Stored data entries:
□ □ □ □ □

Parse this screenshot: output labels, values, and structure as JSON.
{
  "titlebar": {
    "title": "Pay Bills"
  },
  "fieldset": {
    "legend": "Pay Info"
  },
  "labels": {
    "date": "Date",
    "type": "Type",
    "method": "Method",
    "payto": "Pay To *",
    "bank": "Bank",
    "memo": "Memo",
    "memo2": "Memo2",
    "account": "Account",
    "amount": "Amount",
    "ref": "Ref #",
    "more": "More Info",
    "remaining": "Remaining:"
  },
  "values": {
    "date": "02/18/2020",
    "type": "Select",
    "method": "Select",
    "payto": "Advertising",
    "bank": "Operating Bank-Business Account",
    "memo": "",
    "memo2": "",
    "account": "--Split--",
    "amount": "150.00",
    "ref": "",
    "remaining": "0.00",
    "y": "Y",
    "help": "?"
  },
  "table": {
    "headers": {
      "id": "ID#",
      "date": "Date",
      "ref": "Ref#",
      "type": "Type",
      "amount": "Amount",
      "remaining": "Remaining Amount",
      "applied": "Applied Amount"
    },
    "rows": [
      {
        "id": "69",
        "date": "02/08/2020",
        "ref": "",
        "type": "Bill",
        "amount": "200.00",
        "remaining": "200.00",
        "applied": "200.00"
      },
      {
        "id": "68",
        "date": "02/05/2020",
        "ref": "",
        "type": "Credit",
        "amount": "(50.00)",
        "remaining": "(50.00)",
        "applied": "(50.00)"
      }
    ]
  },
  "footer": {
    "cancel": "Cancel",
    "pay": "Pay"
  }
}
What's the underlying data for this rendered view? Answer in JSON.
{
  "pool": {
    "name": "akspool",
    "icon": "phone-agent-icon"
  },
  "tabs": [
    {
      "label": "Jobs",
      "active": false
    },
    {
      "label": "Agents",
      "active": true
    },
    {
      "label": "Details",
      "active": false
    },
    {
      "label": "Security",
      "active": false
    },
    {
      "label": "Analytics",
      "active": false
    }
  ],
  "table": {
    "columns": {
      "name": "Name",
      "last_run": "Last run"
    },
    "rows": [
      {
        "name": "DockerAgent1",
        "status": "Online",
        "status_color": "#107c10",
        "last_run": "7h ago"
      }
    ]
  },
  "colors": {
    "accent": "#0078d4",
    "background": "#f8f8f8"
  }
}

□ □ □ □ □

- _Work to complete_
Reproduce the material precisely, including every line.

- _Problem solution_
Parse this screenshot: output labels, values, and structure as JSON.
{
  "titlebar": {
    "title": "Pay Bills"
  },
  "fieldset": {
    "legend": "Pay Info"
  },
  "labels": {
    "date": "Date",
    "type": "Type",
    "method": "Method",
    "payto": "Pay To *",
    "bank": "Bank",
    "memo": "Memo",
    "memo2": "Memo2",
    "account": "Account",
    "amount": "Amount",
    "ref": "Ref #",
    "more": "More Info",
    "remaining": "Remaining:"
  },
  "values": {
    "date": "02/18/2020",
    "type": "Select",
    "method": "Select",
    "payto": "Advertising",
    "bank": "Operating Bank-Business Account",
    "memo": "",
    "memo2": "",
    "account": "--Split--",
    "amount": "150.00",
    "ref": "",
    "remaining": "0.00",
    "y": "Y",
    "help": "?"
  },
  "table": {
    "headers": {
      "id": "ID#",
      "date": "Date",
      "ref": "Ref#",
      "type": "Type",
      "amount": "Amount",
      "remaining": "Remaining Amount",
      "applied": "Applied Amount"
    },
    "rows": [
      {
        "id": "69",
        "date": "02/08/2020",
        "ref": "",
        "type": "Bill",
        "amount": "200.00",
        "remaining": "200.00",
        "applied": "200.00"
      },
      {
        "id": "68",
        "date": "02/05/2020",
        "ref": "",
        "type": "Credit",
        "amount": "(50.00)",
        "remaining": "(50.00)",
        "applied": "(50.00)"
      }
    ]
  },
  "footer": {
    "cancel": "Cancel",
    "pay": "Pay"
  }
}
What's the underlying data for this rendered view? Answer in JSON.
{
  "pool": {
    "name": "akspool",
    "icon": "phone-agent-icon"
  },
  "tabs": [
    {
      "label": "Jobs",
      "active": false
    },
    {
      "label": "Agents",
      "active": true
    },
    {
      "label": "Details",
      "active": false
    },
    {
      "label": "Security",
      "active": false
    },
    {
      "label": "Analytics",
      "active": false
    }
  ],
  "table": {
    "columns": {
      "name": "Name",
      "last_run": "Last run"
    },
    "rows": [
      {
        "name": "DockerAgent1",
        "status": "Online",
        "status_color": "#107c10",
        "last_run": "7h ago"
      }
    ]
  },
  "colors": {
    "accent": "#0078d4",
    "background": "#f8f8f8"
  }
}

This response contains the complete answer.